- _Brief_:
Search the material for "verified" and show all lines that contain it.

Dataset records
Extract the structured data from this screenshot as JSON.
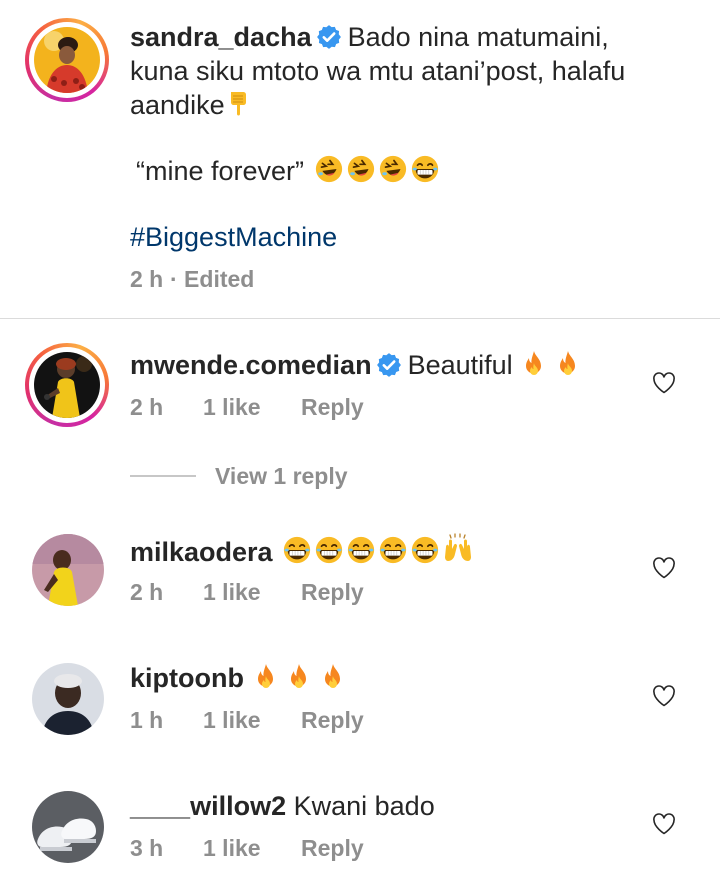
{
  "comments": [
    {
      "username": "sandra_dacha",
      "verified": true,
      "lines": [
        "Bado nina matumaini,",
        "kuna siku mtoto wa mtu atani’post, halafu",
        "aandike"
      ],
      "quote": "“mine forever”",
      "hashtag": "#BiggestMachine",
      "time": "2 h",
      "edited": "· Edited"
    },
    {
      "username": "mwende.comedian",
      "verified": true,
      "text": "Beautiful",
      "time": "2 h",
      "likes": "1 like",
      "reply": "Reply"
    },
    {
      "username": "milkaodera",
      "text": "",
      "time": "2 h",
      "likes": "1 like",
      "reply": "Reply"
    },
    {
      "username": "kiptoonb",
      "text": "",
      "time": "1 h",
      "likes": "1 like",
      "reply": "Reply"
    },
    {
      "username": "____willow2",
      "text": "Kwani bado",
      "time": "3 h",
      "likes": "1 like",
      "reply": "Reply"
    }
  ],
  "view_replies": "View 1 reply",
  "colors": {
    "verified": "#3897f0",
    "hashtag": "#00376b",
    "meta": "#8e8e8e"
  },
  "icons": [
    "verified-badge-icon",
    "heart-outline-icon",
    "fire-emoji",
    "rofl-emoji",
    "grin-emoji",
    "raised-hands-emoji",
    "point-down-emoji"
  ]
}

- _Right answer_:
      "verified": true,
      "verified": true,
    "verified": "#3897f0",
    "verified-badge-icon",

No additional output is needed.